§ **PROBLEM TO SOLVE**: Read the listing below and copy out every line that holds "Manager".
>> start RECORD LIST
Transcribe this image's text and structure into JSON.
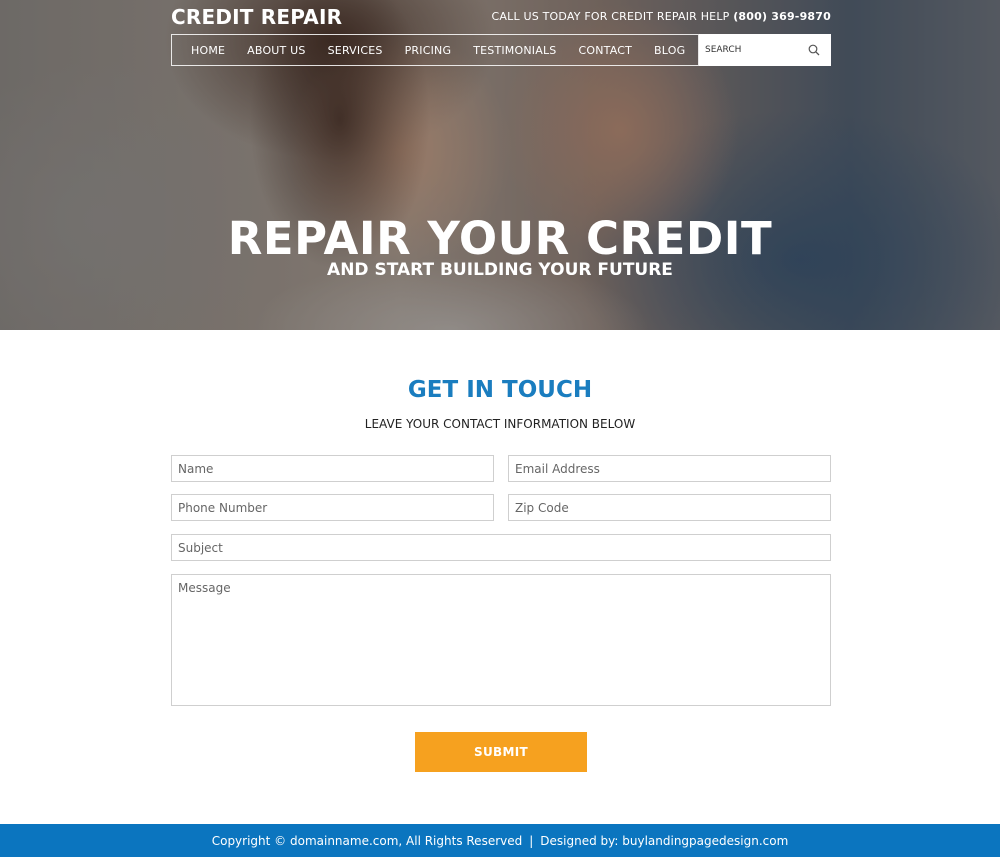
{
  "header": {
    "brand": "CREDIT REPAIR",
    "callus_text": "CALL US TODAY FOR CREDIT REPAIR HELP",
    "callus_phone": "(800) 369-9870"
  },
  "nav": {
    "items": [
      {
        "label": "HOME"
      },
      {
        "label": "ABOUT US"
      },
      {
        "label": "SERVICES"
      },
      {
        "label": "PRICING"
      },
      {
        "label": "TESTIMONIALS"
      },
      {
        "label": "CONTACT"
      },
      {
        "label": "BLOG"
      }
    ],
    "search_placeholder": "SEARCH",
    "search_icon": "search-icon"
  },
  "hero": {
    "title": "REPAIR YOUR CREDIT",
    "subtitle": "AND START BUILDING YOUR FUTURE"
  },
  "contact": {
    "title": "GET IN TOUCH",
    "subtitle": "LEAVE YOUR CONTACT INFORMATION BELOW",
    "fields": {
      "name": "Name",
      "email": "Email Address",
      "phone": "Phone Number",
      "zip": "Zip Code",
      "subject": "Subject",
      "message": "Message"
    },
    "submit_label": "SUBMIT"
  },
  "footer": {
    "copyright": "Copyright © domainname.com, All Rights Reserved",
    "separator": "|",
    "designed_by": "Designed by: buylandingpagedesign.com"
  },
  "colors": {
    "accent_blue": "#1a7dbf",
    "footer_blue": "#0b75bf",
    "button_orange": "#f6a11f"
  }
}
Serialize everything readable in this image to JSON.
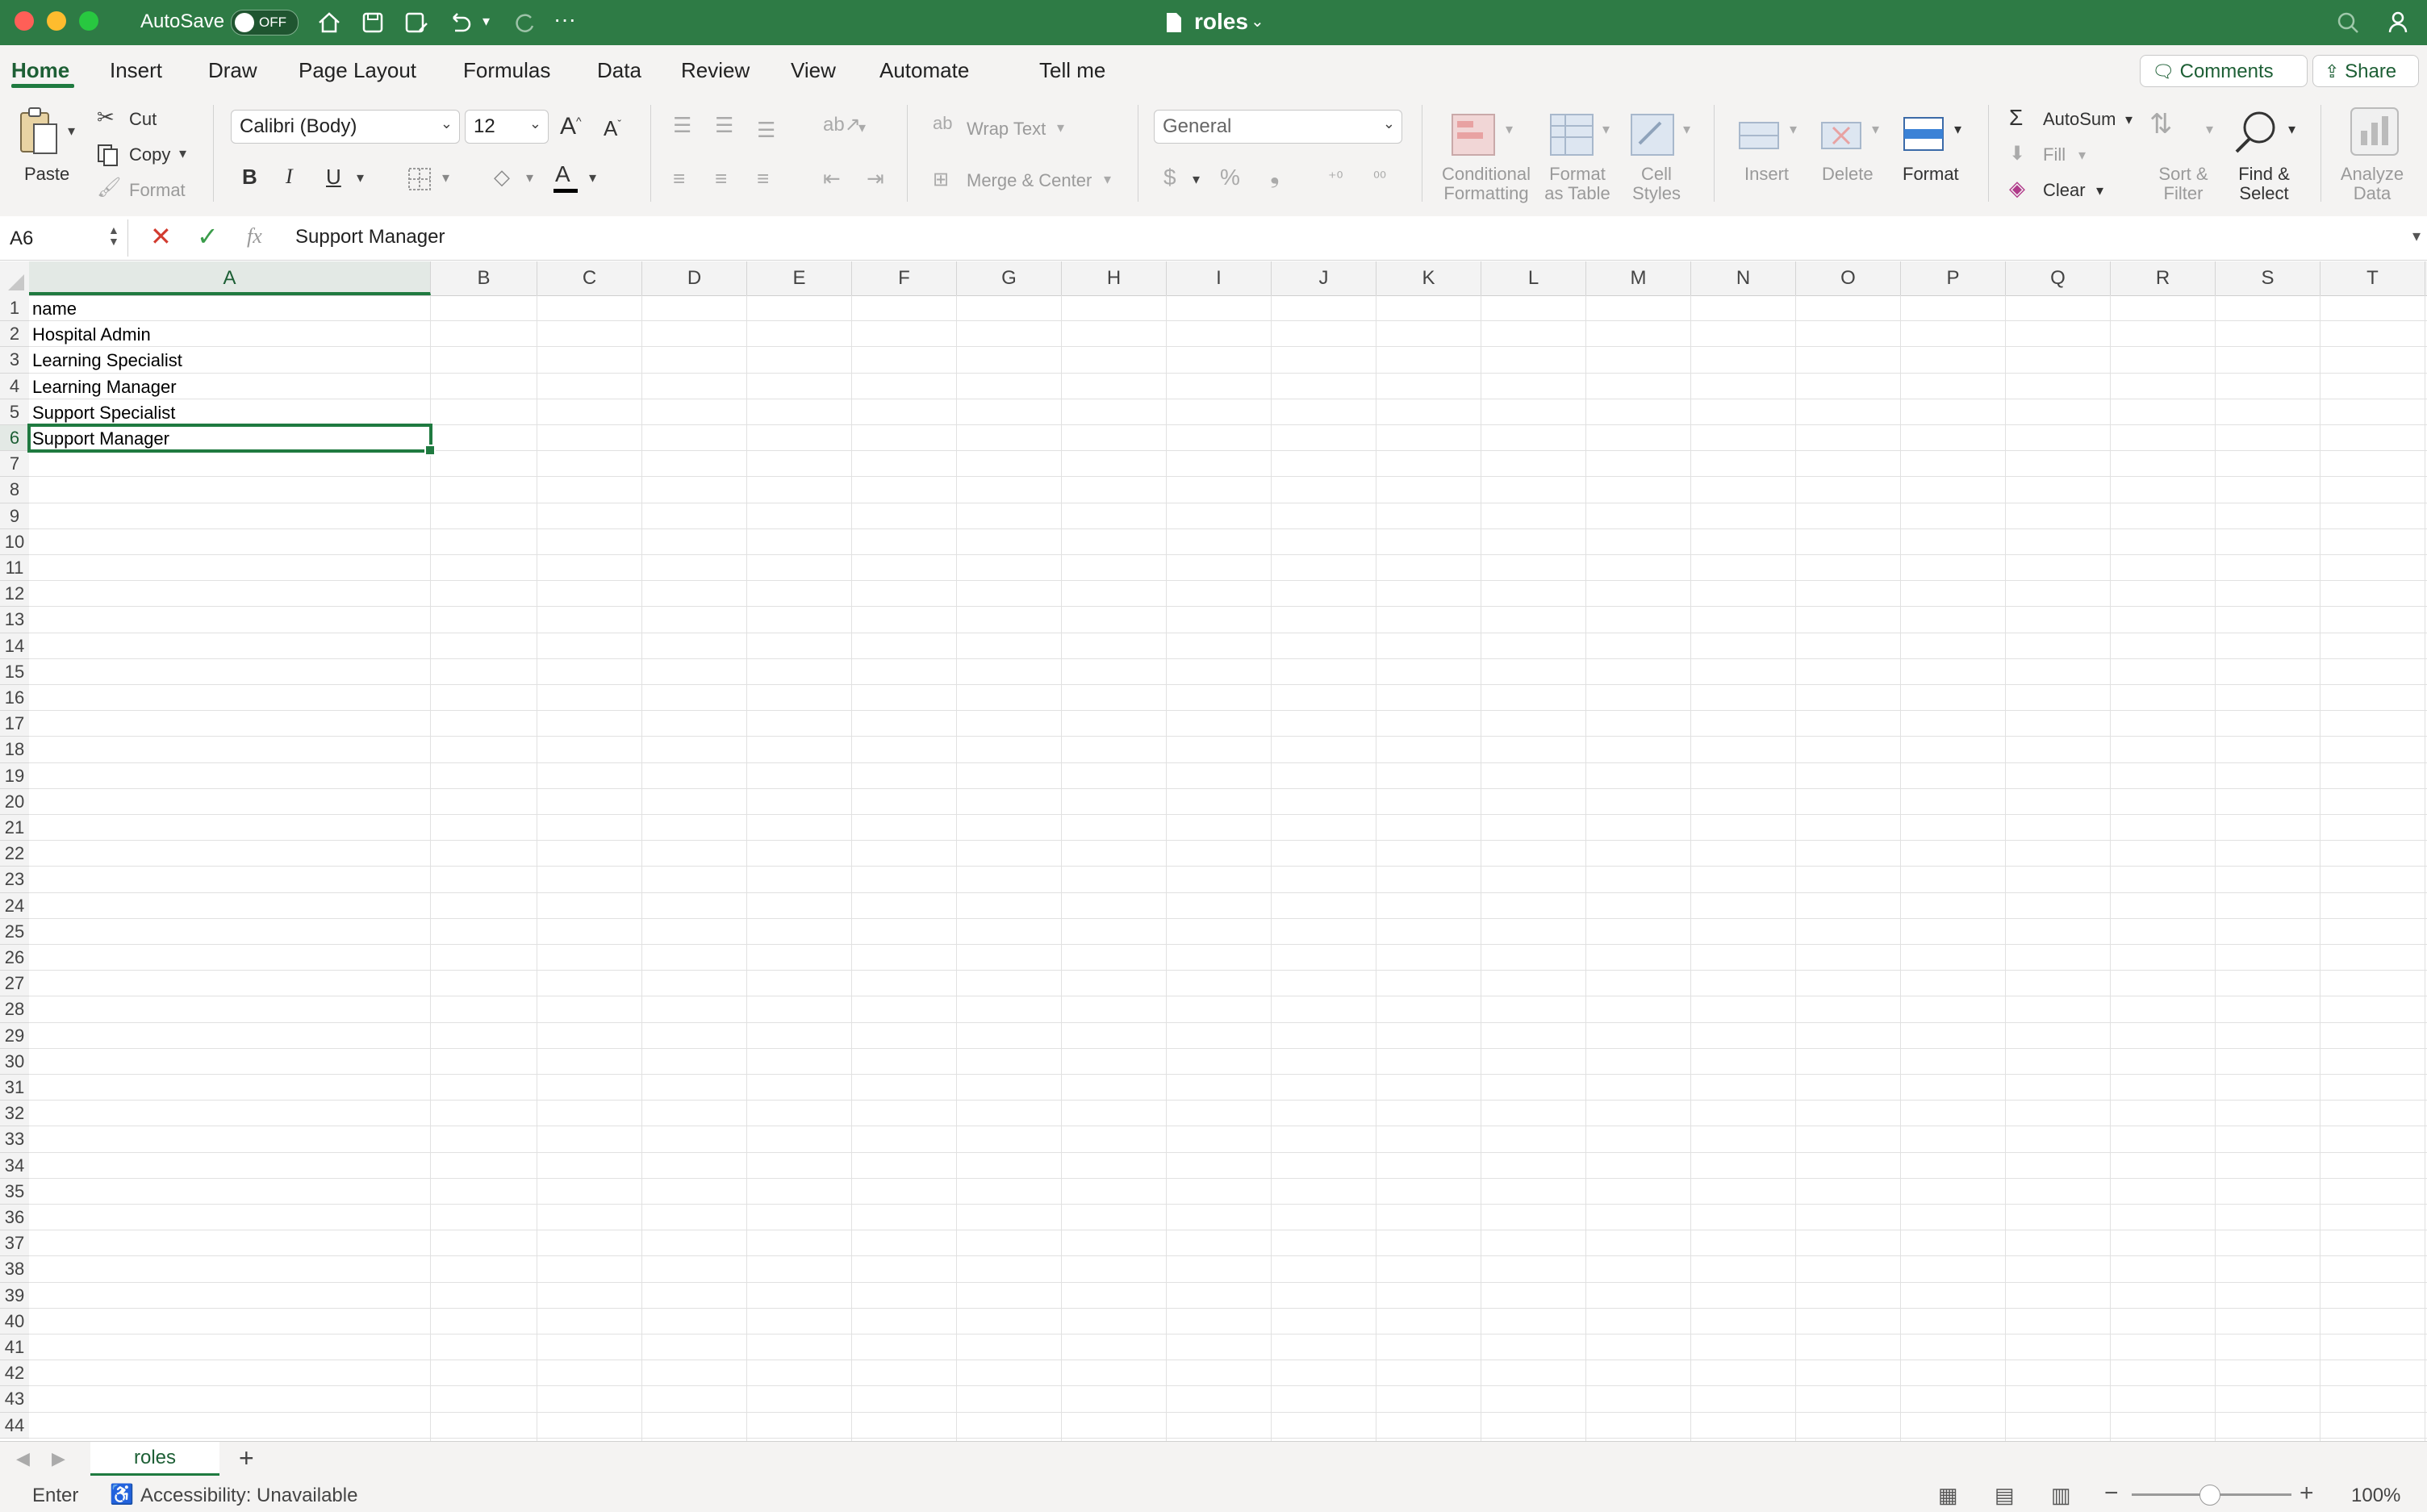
{
  "titlebar": {
    "autosave_label": "AutoSave",
    "autosave_state": "OFF",
    "doc_title": "roles"
  },
  "ribbon_tabs": [
    "Home",
    "Insert",
    "Draw",
    "Page Layout",
    "Formulas",
    "Data",
    "Review",
    "View",
    "Automate"
  ],
  "tell_me": "Tell me",
  "top_buttons": {
    "comments": "Comments",
    "share": "Share"
  },
  "clipboard": {
    "paste": "Paste",
    "cut": "Cut",
    "copy": "Copy",
    "format": "Format"
  },
  "font": {
    "name": "Calibri (Body)",
    "size": "12",
    "bold": "B",
    "italic": "I",
    "underline": "U",
    "color_letter": "A"
  },
  "alignment": {
    "wrap_text": "Wrap Text",
    "merge_center": "Merge & Center"
  },
  "number": {
    "format": "General",
    "currency": "$",
    "percent": "%",
    "comma": "❟"
  },
  "styles": {
    "conditional": [
      "Conditional",
      "Formatting"
    ],
    "format_table": [
      "Format",
      "as Table"
    ],
    "cell_styles": [
      "Cell",
      "Styles"
    ]
  },
  "cells_group": {
    "insert": "Insert",
    "delete": "Delete",
    "format": "Format"
  },
  "editing": {
    "autosum": "AutoSum",
    "fill": "Fill",
    "clear": "Clear",
    "sort_filter": [
      "Sort &",
      "Filter"
    ],
    "find_select": [
      "Find &",
      "Select"
    ],
    "analyze": [
      "Analyze",
      "Data"
    ]
  },
  "formula_bar": {
    "name_box": "A6",
    "fx": "fx",
    "content": "Support Manager"
  },
  "columns": [
    "A",
    "B",
    "C",
    "D",
    "E",
    "F",
    "G",
    "H",
    "I",
    "J",
    "K",
    "L",
    "M",
    "N",
    "O",
    "P",
    "Q",
    "R",
    "S",
    "T"
  ],
  "rows": [
    "1",
    "2",
    "3",
    "4",
    "5",
    "6",
    "7",
    "8",
    "9",
    "10",
    "11",
    "12",
    "13",
    "14",
    "15",
    "16",
    "17",
    "18",
    "19",
    "20",
    "21",
    "22",
    "23",
    "24",
    "25",
    "26",
    "27",
    "28",
    "29",
    "30",
    "31",
    "32",
    "33",
    "34",
    "35",
    "36",
    "37",
    "38",
    "39",
    "40",
    "41",
    "42",
    "43",
    "44"
  ],
  "cells": [
    "name",
    "Hospital Admin",
    "Learning Specialist",
    "Learning Manager",
    "Support Specialist",
    "Support Manager"
  ],
  "sheet_tabs": {
    "active": "roles",
    "add": "+"
  },
  "status": {
    "mode": "Enter",
    "accessibility": "Accessibility: Unavailable",
    "zoom": "100%"
  },
  "colors": {
    "accent": "#2e7b45",
    "selection": "#1f7a40"
  }
}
>> end RECORD LIST
§ **WORKED ANSWER**:
    "content": "Support Manager"
    "Learning Manager",
    "Support Manager"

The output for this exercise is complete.